+++ EXCERPTED DATA +++
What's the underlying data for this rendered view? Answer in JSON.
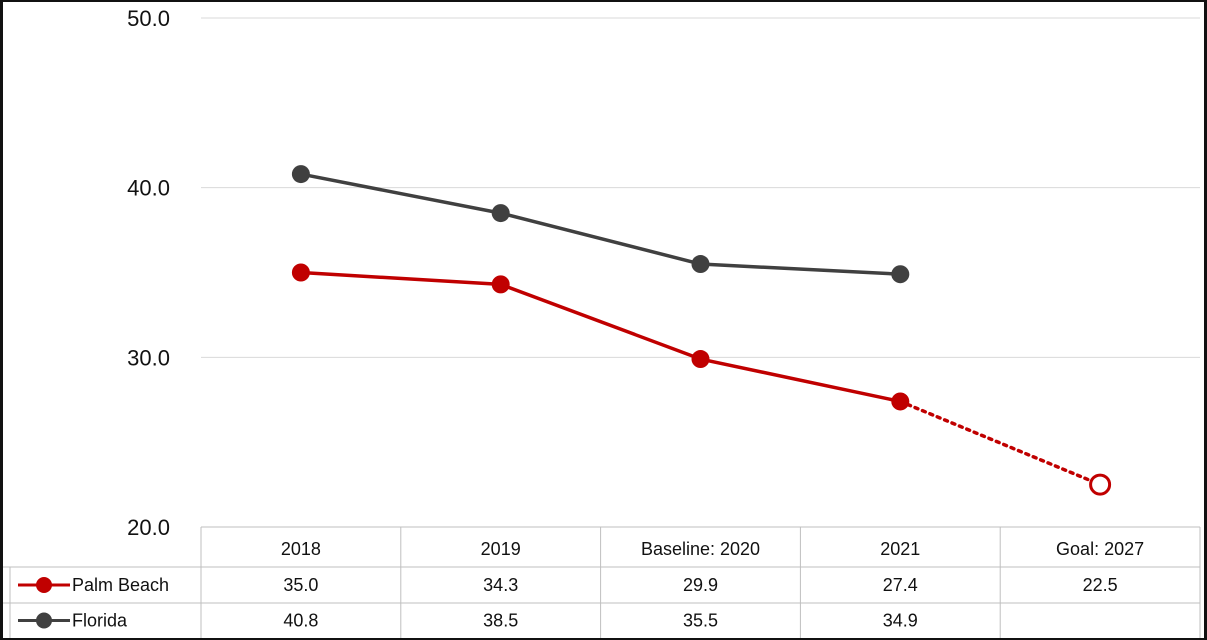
{
  "chart_data": {
    "type": "line",
    "categories": [
      "2018",
      "2019",
      "Baseline: 2020",
      "2021",
      "Goal: 2027"
    ],
    "series": [
      {
        "name": "Palm Beach",
        "values": [
          35.0,
          34.3,
          29.9,
          27.4,
          22.5
        ],
        "color": "#c00000",
        "labels": [
          "35.0",
          "34.3",
          "29.9",
          "27.4",
          "22.5"
        ],
        "style": "solid; dotted to goal; goal marker hollow"
      },
      {
        "name": "Florida",
        "values": [
          40.8,
          38.5,
          35.5,
          34.9,
          null
        ],
        "color": "#404040",
        "labels": [
          "40.8",
          "38.5",
          "35.5",
          "34.9",
          ""
        ]
      }
    ],
    "yticks": [
      "20.0",
      "30.0",
      "40.0",
      "50.0"
    ],
    "ylim": [
      20,
      50
    ],
    "grid": true,
    "legend": "data table below chart"
  }
}
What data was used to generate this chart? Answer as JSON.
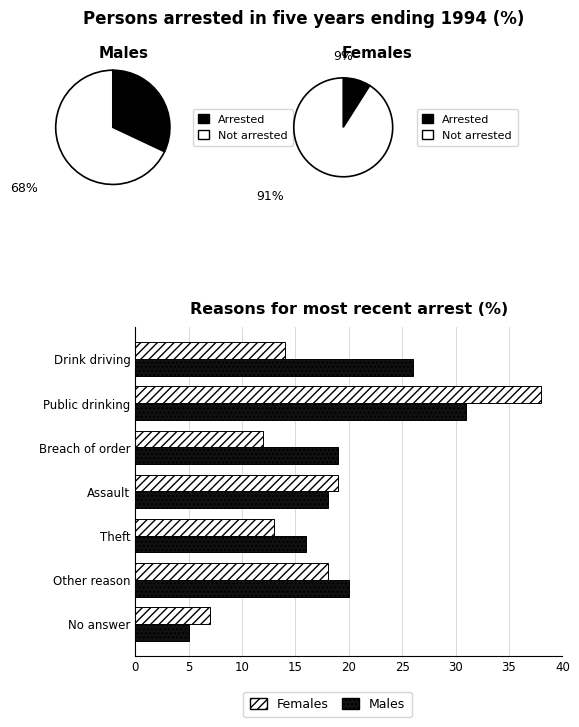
{
  "main_title": "Persons arrested in five years ending 1994 (%)",
  "pie_males_title": "Males",
  "pie_females_title": "Females",
  "males_arrested": 32,
  "males_not_arrested": 68,
  "females_arrested": 9,
  "females_not_arrested": 91,
  "pie_labels_arrested": "Arrested",
  "pie_labels_not": "Not arrested",
  "bar_title": "Reasons for most recent arrest (%)",
  "bar_categories": [
    "Drink driving",
    "Public drinking",
    "Breach of order",
    "Assault",
    "Theft",
    "Other reason",
    "No answer"
  ],
  "bar_males": [
    26,
    31,
    19,
    18,
    16,
    20,
    5
  ],
  "bar_females": [
    14,
    38,
    12,
    19,
    13,
    18,
    7
  ],
  "bar_xlim": [
    0,
    40
  ],
  "bar_xticks": [
    0,
    5,
    10,
    15,
    20,
    25,
    30,
    35,
    40
  ],
  "color_arrested": "#000000",
  "color_not_arrested": "#ffffff",
  "bar_legend_females": "Females",
  "bar_legend_males": "Males"
}
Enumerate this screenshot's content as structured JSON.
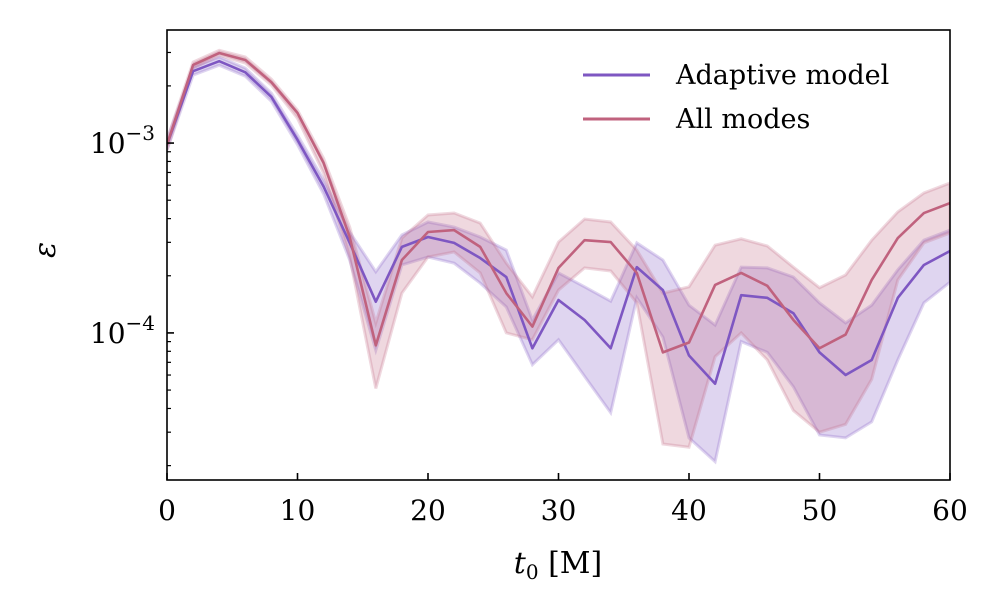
{
  "chart_data": {
    "type": "line",
    "xlabel_main": "t",
    "xlabel_sub": "0",
    "xlabel_unit": " [M]",
    "ylabel": "ε",
    "xlim": [
      0,
      60
    ],
    "ylim": [
      1.68e-05,
      0.00394
    ],
    "yscale": "log",
    "grid": false,
    "legend_position": "top-right",
    "x_ticks": [
      "0",
      "10",
      "20",
      "30",
      "40",
      "50",
      "60"
    ],
    "y_ticks": [
      {
        "base": "10",
        "exp": "−3",
        "value": 0.001
      },
      {
        "base": "10",
        "exp": "−4",
        "value": 0.0001
      }
    ],
    "x": [
      0,
      2,
      4,
      6,
      8,
      10,
      12,
      14,
      16,
      18,
      20,
      22,
      24,
      26,
      28,
      30,
      32,
      34,
      36,
      38,
      40,
      42,
      44,
      46,
      48,
      50,
      52,
      54,
      56,
      58,
      60
    ],
    "series": [
      {
        "name": "Adaptive model",
        "color": "#7e57c2",
        "values": [
          0.00098,
          0.00239,
          0.0027,
          0.00236,
          0.00175,
          0.00104,
          0.00059,
          0.000298,
          0.000146,
          0.000284,
          0.00032,
          0.000298,
          0.000248,
          0.000197,
          8.3e-05,
          0.000149,
          0.000117,
          8.3e-05,
          0.000222,
          0.000168,
          7.6e-05,
          5.4e-05,
          0.000158,
          0.000153,
          0.000127,
          7.9e-05,
          6e-05,
          7.2e-05,
          0.000153,
          0.000228,
          0.00027
        ],
        "lower": [
          0.00092,
          0.00228,
          0.00257,
          0.00225,
          0.00166,
          0.00098,
          0.00054,
          0.000242,
          8.1e-05,
          0.000228,
          0.000251,
          0.000233,
          0.000183,
          0.000137,
          6.8e-05,
          9.2e-05,
          5.9e-05,
          3.8e-05,
          0.000153,
          9.5e-05,
          2.8e-05,
          2.1e-05,
          9e-05,
          7.9e-05,
          5.2e-05,
          2.9e-05,
          2.8e-05,
          3.4e-05,
          7.2e-05,
          0.000144,
          0.000185
        ],
        "upper": [
          0.00104,
          0.00251,
          0.00284,
          0.00248,
          0.00183,
          0.0011,
          0.00064,
          0.00034,
          0.00021,
          0.000328,
          0.000384,
          0.000361,
          0.00032,
          0.000273,
          0.000117,
          0.000207,
          0.000175,
          0.000147,
          0.000298,
          0.000242,
          0.00014,
          0.00011,
          0.000222,
          0.00022,
          0.000197,
          0.000144,
          0.000113,
          0.00014,
          0.000215,
          0.000308,
          0.000348
        ]
      },
      {
        "name": "All modes",
        "color": "#c0627e",
        "values": [
          0.00098,
          0.00258,
          0.00298,
          0.00274,
          0.00209,
          0.00144,
          0.000785,
          0.00032,
          8.6e-05,
          0.000242,
          0.00034,
          0.000348,
          0.000284,
          0.000162,
          0.000108,
          0.00022,
          0.000308,
          0.000301,
          0.000207,
          7.9e-05,
          8.9e-05,
          0.000179,
          0.000207,
          0.000177,
          0.000117,
          8.3e-05,
          9.8e-05,
          0.00019,
          0.000316,
          0.000428,
          0.000483
        ],
        "lower": [
          0.00092,
          0.00248,
          0.0029,
          0.00264,
          0.00202,
          0.00135,
          0.000695,
          0.000251,
          5.1e-05,
          0.000162,
          0.000251,
          0.000267,
          0.000207,
          0.0001,
          9.2e-05,
          0.000168,
          0.00022,
          0.000212,
          0.000144,
          2.6e-05,
          2.5e-05,
          7.5e-05,
          0.0001,
          7.2e-05,
          3.9e-05,
          3e-05,
          3.3e-05,
          5.7e-05,
          0.00019,
          0.000298,
          0.000336
        ],
        "upper": [
          0.00104,
          0.00267,
          0.00308,
          0.00284,
          0.00217,
          0.00149,
          0.00083,
          0.000361,
          0.000113,
          0.000316,
          0.000418,
          0.000428,
          0.000379,
          0.000233,
          0.000155,
          0.000301,
          0.000398,
          0.000384,
          0.000273,
          0.000162,
          0.000175,
          0.00029,
          0.000313,
          0.000287,
          0.000222,
          0.000173,
          0.000202,
          0.000308,
          0.000434,
          0.000546,
          0.000616
        ]
      }
    ]
  }
}
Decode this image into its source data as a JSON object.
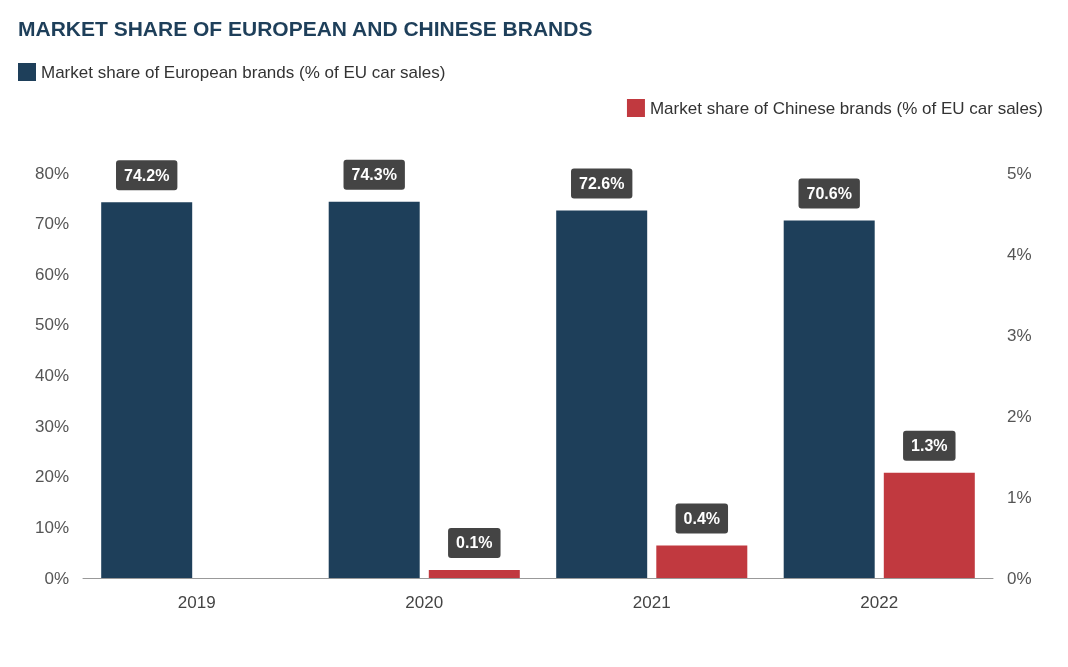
{
  "chart_data": {
    "type": "bar",
    "title": "MARKET SHARE OF EUROPEAN AND CHINESE BRANDS",
    "categories": [
      "2019",
      "2020",
      "2021",
      "2022"
    ],
    "series": [
      {
        "name": "Market share of European brands (% of EU car sales)",
        "color": "#1e3f5a",
        "values": [
          74.2,
          74.3,
          72.6,
          70.6
        ],
        "value_labels": [
          "74.2%",
          "74.3%",
          "72.6%",
          "70.6%"
        ]
      },
      {
        "name": "Market share of Chinese brands (% of EU car sales)",
        "color": "#c1393f",
        "axis": "y2",
        "values": [
          null,
          0.1,
          0.4,
          1.3
        ],
        "value_labels": [
          null,
          "0.1%",
          "0.4%",
          "1.3%"
        ]
      }
    ],
    "ylim": [
      0,
      80
    ],
    "yticks": [
      {
        "value": 0,
        "label": "0%"
      },
      {
        "value": 10,
        "label": "10%"
      },
      {
        "value": 20,
        "label": "20%"
      },
      {
        "value": 30,
        "label": "30%"
      },
      {
        "value": 40,
        "label": "40%"
      },
      {
        "value": 50,
        "label": "50%"
      },
      {
        "value": 60,
        "label": "60%"
      },
      {
        "value": 70,
        "label": "70%"
      },
      {
        "value": 80,
        "label": "80%"
      }
    ],
    "y2lim": [
      0,
      5
    ],
    "y2ticks": [
      {
        "value": 0,
        "label": "0%"
      },
      {
        "value": 1,
        "label": "1%"
      },
      {
        "value": 2,
        "label": "2%"
      },
      {
        "value": 3,
        "label": "3%"
      },
      {
        "value": 4,
        "label": "4%"
      },
      {
        "value": 5,
        "label": "5%"
      }
    ],
    "legend": "top",
    "grid": false
  }
}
+++
_THE TASK_
Go over the data above and copy every line that has the word "sales" in it.

_RESPONSE FOR THIS EXERCISE_
        "name": "Market share of European brands (% of EU car sales)",
        "name": "Market share of Chinese brands (% of EU car sales)",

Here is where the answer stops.